• [Collected data entries]
________________
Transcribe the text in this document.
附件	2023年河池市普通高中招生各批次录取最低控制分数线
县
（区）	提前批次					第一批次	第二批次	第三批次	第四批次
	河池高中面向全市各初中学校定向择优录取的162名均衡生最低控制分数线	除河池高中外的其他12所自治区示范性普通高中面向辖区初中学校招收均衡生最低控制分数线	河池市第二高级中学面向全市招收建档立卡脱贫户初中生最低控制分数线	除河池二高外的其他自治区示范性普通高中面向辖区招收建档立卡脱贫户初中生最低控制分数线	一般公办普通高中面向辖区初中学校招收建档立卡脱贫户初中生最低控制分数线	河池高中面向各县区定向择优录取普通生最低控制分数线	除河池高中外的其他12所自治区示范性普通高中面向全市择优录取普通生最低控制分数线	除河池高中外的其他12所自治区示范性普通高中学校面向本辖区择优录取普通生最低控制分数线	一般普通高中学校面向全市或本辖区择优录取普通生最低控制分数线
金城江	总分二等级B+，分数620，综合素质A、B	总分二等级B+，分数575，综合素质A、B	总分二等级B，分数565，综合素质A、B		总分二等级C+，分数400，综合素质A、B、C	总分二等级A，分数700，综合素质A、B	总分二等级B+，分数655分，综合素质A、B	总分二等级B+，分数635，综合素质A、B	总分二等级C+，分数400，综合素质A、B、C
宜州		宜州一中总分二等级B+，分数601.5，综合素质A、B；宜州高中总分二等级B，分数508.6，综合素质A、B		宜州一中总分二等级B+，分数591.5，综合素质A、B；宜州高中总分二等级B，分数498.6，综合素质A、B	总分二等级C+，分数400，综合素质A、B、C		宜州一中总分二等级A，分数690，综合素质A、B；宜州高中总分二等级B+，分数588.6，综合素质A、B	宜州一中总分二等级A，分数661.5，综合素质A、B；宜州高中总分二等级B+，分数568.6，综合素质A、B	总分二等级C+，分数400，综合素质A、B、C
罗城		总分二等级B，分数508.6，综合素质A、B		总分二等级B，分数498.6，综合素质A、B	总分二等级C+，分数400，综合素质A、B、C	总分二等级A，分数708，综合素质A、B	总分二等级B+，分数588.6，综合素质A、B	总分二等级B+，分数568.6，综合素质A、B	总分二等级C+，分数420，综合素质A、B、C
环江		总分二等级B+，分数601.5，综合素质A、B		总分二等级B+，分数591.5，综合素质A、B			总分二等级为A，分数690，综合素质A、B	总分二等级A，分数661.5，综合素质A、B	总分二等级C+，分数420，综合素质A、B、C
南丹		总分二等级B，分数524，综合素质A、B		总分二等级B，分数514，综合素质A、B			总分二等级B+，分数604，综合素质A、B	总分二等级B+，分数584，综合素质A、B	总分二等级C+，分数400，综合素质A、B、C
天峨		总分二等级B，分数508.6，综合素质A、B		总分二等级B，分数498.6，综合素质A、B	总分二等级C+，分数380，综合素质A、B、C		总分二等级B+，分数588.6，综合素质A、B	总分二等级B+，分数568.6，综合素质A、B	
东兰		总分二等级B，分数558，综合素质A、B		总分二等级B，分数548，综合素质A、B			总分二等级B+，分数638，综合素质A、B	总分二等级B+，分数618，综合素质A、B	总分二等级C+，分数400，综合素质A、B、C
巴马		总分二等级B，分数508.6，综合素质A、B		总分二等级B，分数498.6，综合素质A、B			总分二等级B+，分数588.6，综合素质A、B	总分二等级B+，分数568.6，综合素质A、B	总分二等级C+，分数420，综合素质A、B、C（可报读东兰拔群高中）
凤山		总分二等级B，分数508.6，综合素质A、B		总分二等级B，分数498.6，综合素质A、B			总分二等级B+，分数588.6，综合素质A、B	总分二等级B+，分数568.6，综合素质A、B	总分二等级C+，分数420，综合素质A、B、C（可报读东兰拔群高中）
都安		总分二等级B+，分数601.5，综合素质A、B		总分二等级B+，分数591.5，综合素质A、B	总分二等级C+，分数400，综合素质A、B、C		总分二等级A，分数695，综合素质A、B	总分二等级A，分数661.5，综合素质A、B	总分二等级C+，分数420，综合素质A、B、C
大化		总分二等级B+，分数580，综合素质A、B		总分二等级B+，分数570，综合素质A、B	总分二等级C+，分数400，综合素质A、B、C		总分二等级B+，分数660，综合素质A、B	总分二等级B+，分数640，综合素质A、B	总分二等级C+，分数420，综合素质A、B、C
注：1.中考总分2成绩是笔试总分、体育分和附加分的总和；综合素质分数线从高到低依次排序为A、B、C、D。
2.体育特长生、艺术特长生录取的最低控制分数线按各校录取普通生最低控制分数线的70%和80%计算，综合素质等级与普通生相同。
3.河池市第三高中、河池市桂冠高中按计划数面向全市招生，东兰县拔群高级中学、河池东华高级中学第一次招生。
________________
• [WORK TO COMPLETE] From the records above, copy every line that holds the word "可报读东兰拔群高中".

• [FINAL ANSWER]
巴马		总分二等级B，分数508.6，综合素质A、B		总分二等级B，分数498.6，综合素质A、B			总分二等级B+，分数588.6，综合素质A、B	总分二等级B+，分数568.6，综合素质A、B	总分二等级C+，分数420，综合素质A、B、C（可报读东兰拔群高中）
凤山		总分二等级B，分数508.6，综合素质A、B		总分二等级B，分数498.6，综合素质A、B			总分二等级B+，分数588.6，综合素质A、B	总分二等级B+，分数568.6，综合素质A、B	总分二等级C+，分数420，综合素质A、B、C（可报读东兰拔群高中）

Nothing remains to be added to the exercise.